> [AIM]: Take each line containing the word "конкурсного" and copy it.

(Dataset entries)
★ ★ ★
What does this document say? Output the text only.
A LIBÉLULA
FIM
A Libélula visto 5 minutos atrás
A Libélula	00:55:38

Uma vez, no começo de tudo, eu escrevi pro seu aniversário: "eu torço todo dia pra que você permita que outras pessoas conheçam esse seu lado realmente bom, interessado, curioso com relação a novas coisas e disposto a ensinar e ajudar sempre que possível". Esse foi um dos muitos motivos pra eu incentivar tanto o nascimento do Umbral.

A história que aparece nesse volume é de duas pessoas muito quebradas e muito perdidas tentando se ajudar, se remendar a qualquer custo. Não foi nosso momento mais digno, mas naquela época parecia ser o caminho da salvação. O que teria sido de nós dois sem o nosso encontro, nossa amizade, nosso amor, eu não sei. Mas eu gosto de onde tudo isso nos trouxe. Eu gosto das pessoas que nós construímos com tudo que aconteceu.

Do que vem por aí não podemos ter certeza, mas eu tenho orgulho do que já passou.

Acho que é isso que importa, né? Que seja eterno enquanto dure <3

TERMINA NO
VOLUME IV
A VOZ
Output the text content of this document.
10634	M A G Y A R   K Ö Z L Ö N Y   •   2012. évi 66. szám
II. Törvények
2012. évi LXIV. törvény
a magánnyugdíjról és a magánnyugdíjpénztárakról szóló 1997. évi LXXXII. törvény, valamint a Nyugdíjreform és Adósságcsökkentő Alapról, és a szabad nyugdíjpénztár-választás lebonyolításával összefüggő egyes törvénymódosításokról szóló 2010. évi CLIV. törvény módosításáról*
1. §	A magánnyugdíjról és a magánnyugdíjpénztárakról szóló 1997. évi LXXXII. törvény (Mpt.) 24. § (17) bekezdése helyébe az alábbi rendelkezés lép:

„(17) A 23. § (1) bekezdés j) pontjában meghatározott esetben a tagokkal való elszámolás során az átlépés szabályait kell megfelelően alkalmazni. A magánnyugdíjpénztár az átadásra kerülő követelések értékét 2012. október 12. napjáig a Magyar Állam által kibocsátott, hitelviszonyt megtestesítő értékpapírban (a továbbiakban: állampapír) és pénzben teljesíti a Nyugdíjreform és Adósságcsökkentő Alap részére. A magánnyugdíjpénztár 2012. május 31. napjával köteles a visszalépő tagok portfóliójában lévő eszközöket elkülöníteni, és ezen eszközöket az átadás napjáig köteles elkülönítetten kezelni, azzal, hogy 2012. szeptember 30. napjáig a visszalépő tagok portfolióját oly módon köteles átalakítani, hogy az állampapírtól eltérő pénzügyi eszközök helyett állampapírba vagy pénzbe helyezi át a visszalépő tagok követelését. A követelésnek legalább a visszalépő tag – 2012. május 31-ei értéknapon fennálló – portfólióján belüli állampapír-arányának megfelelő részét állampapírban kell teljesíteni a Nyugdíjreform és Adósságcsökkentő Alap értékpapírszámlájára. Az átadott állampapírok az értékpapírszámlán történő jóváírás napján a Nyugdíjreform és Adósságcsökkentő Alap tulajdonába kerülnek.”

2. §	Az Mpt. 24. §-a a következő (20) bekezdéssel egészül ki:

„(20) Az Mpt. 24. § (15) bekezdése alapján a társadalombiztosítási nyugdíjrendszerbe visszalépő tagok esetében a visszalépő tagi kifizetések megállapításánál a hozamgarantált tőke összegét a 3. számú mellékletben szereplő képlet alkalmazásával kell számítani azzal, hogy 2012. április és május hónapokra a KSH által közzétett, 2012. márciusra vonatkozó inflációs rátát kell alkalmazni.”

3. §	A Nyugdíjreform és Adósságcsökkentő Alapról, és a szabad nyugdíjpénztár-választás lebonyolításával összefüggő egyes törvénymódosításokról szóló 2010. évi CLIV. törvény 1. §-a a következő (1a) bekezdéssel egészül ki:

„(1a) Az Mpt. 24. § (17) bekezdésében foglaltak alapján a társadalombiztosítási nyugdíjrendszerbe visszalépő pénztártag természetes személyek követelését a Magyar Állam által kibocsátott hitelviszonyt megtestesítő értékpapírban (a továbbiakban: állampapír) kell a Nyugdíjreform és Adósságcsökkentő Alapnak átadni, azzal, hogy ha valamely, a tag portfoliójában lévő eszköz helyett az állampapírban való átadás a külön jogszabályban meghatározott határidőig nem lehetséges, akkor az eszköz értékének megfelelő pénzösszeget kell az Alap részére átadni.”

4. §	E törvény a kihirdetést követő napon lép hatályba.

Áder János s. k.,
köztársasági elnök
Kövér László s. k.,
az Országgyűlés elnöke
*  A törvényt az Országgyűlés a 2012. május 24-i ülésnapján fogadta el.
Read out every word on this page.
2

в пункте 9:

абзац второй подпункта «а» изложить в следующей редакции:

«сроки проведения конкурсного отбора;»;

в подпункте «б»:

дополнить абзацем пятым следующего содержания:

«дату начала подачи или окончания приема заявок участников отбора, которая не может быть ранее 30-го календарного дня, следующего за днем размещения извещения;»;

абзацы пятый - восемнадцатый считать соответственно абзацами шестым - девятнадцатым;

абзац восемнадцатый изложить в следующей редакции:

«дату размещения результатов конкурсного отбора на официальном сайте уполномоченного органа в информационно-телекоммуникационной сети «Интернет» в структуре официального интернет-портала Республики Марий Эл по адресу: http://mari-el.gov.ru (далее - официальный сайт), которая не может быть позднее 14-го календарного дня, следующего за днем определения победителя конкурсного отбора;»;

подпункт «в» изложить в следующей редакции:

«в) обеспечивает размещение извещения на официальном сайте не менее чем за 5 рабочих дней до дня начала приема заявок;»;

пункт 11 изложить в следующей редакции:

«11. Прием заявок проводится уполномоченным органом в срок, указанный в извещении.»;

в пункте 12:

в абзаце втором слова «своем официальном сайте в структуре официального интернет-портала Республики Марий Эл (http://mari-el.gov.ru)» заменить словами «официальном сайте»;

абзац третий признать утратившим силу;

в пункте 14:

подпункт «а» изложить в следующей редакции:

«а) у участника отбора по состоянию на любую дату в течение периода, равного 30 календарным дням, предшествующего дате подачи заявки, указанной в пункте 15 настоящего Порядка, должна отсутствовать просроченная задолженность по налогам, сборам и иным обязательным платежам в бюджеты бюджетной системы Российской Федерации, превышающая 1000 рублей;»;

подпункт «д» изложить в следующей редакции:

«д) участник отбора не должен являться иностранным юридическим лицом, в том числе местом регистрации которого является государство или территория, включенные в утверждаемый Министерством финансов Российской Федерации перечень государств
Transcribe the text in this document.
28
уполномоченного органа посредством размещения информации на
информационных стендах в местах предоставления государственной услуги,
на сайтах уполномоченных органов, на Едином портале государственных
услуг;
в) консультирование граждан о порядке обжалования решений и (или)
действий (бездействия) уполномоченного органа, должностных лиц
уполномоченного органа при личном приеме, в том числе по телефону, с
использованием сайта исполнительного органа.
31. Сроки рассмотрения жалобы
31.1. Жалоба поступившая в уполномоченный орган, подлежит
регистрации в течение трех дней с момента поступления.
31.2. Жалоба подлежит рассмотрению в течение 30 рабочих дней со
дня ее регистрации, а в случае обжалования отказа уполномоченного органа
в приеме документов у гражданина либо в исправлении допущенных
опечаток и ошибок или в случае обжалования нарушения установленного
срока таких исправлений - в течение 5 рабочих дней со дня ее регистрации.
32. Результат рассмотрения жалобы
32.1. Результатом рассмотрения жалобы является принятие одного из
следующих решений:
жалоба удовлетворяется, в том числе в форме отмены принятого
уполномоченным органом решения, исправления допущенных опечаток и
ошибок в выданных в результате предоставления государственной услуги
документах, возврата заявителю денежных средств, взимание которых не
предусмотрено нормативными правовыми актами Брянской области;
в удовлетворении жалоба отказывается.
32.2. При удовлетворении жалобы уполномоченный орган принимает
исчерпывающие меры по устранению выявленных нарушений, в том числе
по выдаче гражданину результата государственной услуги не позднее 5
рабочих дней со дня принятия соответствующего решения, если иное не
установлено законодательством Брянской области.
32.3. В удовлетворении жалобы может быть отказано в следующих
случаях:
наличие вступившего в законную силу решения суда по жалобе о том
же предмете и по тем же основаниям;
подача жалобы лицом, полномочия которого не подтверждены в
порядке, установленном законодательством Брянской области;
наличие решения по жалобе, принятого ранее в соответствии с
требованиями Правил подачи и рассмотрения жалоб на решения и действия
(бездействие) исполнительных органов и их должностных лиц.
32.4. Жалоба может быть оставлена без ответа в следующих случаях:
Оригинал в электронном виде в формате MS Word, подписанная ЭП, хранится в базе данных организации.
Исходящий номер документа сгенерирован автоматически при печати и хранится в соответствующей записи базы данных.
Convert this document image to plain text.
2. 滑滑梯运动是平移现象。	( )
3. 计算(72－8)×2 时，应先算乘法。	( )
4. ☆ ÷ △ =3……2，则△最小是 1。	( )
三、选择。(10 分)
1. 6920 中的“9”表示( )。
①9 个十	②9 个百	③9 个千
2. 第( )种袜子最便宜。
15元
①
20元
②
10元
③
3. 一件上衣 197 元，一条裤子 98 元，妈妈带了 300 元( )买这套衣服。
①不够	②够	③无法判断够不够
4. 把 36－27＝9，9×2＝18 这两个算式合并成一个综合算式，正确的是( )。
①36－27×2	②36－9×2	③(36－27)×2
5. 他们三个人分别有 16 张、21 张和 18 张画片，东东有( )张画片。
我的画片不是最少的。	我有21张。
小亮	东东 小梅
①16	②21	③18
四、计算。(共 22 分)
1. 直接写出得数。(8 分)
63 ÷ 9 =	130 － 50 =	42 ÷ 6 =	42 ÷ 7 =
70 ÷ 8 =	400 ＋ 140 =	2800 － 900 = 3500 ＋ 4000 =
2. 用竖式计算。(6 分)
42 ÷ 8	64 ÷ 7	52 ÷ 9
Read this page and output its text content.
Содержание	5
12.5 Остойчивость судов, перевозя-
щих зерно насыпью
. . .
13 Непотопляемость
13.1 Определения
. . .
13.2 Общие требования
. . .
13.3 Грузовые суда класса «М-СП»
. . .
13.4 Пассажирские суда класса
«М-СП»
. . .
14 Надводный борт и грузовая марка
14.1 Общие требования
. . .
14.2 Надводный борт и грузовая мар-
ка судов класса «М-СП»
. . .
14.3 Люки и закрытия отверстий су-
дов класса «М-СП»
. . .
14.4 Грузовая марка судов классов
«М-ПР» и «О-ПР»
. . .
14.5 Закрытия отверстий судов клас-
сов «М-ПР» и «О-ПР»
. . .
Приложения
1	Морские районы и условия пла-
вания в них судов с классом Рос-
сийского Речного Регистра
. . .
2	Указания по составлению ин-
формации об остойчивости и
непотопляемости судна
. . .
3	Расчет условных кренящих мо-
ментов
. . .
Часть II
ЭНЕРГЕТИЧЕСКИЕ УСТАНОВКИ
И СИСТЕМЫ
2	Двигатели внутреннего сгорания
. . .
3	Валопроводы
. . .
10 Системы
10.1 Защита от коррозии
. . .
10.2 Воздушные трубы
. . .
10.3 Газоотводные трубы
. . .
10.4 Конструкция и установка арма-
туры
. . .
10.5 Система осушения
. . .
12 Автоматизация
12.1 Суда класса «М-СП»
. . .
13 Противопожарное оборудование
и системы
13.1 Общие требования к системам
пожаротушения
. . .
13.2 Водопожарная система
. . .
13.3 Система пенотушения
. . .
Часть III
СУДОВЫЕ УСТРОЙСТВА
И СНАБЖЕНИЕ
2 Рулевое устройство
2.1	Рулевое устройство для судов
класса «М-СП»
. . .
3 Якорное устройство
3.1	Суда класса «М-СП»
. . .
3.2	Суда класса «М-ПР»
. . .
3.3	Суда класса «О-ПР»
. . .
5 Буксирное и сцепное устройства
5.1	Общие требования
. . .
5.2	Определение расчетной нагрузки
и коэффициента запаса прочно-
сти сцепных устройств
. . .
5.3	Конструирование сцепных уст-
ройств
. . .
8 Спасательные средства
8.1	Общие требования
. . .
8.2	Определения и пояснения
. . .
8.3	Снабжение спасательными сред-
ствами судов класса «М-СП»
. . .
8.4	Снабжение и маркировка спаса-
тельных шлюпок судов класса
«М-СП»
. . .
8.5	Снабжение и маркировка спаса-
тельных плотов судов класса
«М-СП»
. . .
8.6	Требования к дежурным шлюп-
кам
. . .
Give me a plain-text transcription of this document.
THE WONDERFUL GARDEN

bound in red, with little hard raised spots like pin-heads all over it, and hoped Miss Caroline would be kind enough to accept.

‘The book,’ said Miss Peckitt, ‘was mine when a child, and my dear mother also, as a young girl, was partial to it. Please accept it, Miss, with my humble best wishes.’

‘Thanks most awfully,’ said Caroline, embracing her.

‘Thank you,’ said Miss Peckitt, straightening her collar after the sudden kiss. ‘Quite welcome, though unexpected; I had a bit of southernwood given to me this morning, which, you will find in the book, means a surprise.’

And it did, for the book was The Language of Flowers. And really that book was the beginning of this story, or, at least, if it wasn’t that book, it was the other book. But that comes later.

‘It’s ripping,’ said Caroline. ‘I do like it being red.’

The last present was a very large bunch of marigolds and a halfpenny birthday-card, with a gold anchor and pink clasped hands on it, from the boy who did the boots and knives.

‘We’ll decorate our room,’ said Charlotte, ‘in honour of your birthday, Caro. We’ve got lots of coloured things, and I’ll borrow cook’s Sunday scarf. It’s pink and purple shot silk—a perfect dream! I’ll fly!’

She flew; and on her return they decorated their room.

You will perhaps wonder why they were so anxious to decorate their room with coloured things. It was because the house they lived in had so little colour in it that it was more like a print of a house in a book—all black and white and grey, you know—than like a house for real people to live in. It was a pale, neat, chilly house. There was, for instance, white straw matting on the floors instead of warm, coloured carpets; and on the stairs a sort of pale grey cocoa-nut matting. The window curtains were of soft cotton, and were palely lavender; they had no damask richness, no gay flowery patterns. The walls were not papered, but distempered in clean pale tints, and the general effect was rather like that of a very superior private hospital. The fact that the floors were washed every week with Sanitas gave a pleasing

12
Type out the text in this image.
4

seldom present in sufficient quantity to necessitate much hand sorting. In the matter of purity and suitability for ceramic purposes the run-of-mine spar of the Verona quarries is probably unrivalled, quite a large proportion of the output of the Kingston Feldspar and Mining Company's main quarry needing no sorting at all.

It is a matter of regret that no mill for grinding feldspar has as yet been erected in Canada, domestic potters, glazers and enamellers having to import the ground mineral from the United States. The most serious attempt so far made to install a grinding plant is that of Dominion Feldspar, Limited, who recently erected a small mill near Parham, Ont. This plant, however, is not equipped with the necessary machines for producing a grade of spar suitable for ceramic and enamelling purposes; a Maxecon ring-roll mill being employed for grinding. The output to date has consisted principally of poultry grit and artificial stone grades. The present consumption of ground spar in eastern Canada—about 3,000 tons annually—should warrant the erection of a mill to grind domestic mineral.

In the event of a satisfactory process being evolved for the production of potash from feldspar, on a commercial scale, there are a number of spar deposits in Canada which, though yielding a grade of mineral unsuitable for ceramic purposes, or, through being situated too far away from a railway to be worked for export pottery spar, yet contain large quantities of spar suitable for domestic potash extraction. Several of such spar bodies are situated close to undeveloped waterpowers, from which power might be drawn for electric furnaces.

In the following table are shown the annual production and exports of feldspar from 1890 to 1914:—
★ ★ ★
> [RESULT]:
«сроки проведения конкурсного отбора;»;
«дату размещения результатов конкурсного отбора на официальном сайте уполномоченного органа в информационно-телекоммуникационной сети «Интернет» в структуре официального интернет-портала Республики Марий Эл по адресу: http://mari-el.gov.ru (далее - официальный сайт), которая не может быть позднее 14-го календарного дня, следующего за днем определения победителя конкурсного отбора;»;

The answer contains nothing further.